### Extracted records
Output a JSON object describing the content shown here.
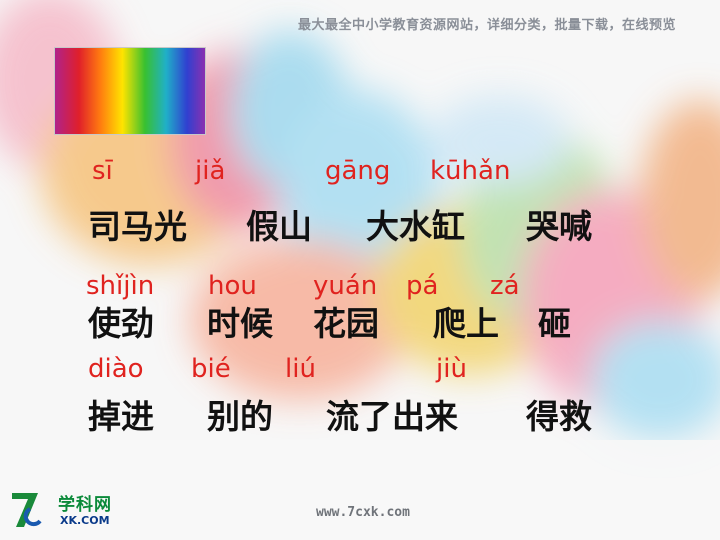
{
  "header": {
    "caption": "最大最全中小学教育资源网站，详细分类，批量下载，在线预览"
  },
  "pinyin_row1": [
    "sī",
    "jiǎ",
    "gāng",
    "kūhǎn"
  ],
  "words_row1": [
    "司马光",
    "假山",
    "大水缸",
    "哭喊"
  ],
  "pinyin_row2": [
    "shǐjìn",
    "hou",
    "yuán",
    "pá",
    "zá"
  ],
  "words_row2": [
    "使劲",
    "时候",
    "花园",
    "爬上",
    "砸"
  ],
  "pinyin_row3": [
    "diào",
    "bié",
    "liú",
    "jiù"
  ],
  "words_row3": [
    "掉进",
    "别的",
    "流了出来",
    "得救"
  ],
  "footer": {
    "brand": "学科网",
    "brand_sub": "XK.COM",
    "url": "www.7cxk.com"
  },
  "colors": {
    "pinyin": "#e0231f",
    "characters": "#111111"
  }
}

### Aim of the task
Give every line above again exactly, with no pictures.

### Solution
Output a JSON object describing the content shown here.
{
  "header": {
    "caption": "最大最全中小学教育资源网站，详细分类，批量下载，在线预览"
  },
  "pinyin_row1": [
    "sī",
    "jiǎ",
    "gāng",
    "kūhǎn"
  ],
  "words_row1": [
    "司马光",
    "假山",
    "大水缸",
    "哭喊"
  ],
  "pinyin_row2": [
    "shǐjìn",
    "hou",
    "yuán",
    "pá",
    "zá"
  ],
  "words_row2": [
    "使劲",
    "时候",
    "花园",
    "爬上",
    "砸"
  ],
  "pinyin_row3": [
    "diào",
    "bié",
    "liú",
    "jiù"
  ],
  "words_row3": [
    "掉进",
    "别的",
    "流了出来",
    "得救"
  ],
  "footer": {
    "brand": "学科网",
    "brand_sub": "XK.COM",
    "url": "www.7cxk.com"
  },
  "colors": {
    "pinyin": "#e0231f",
    "characters": "#111111"
  }
}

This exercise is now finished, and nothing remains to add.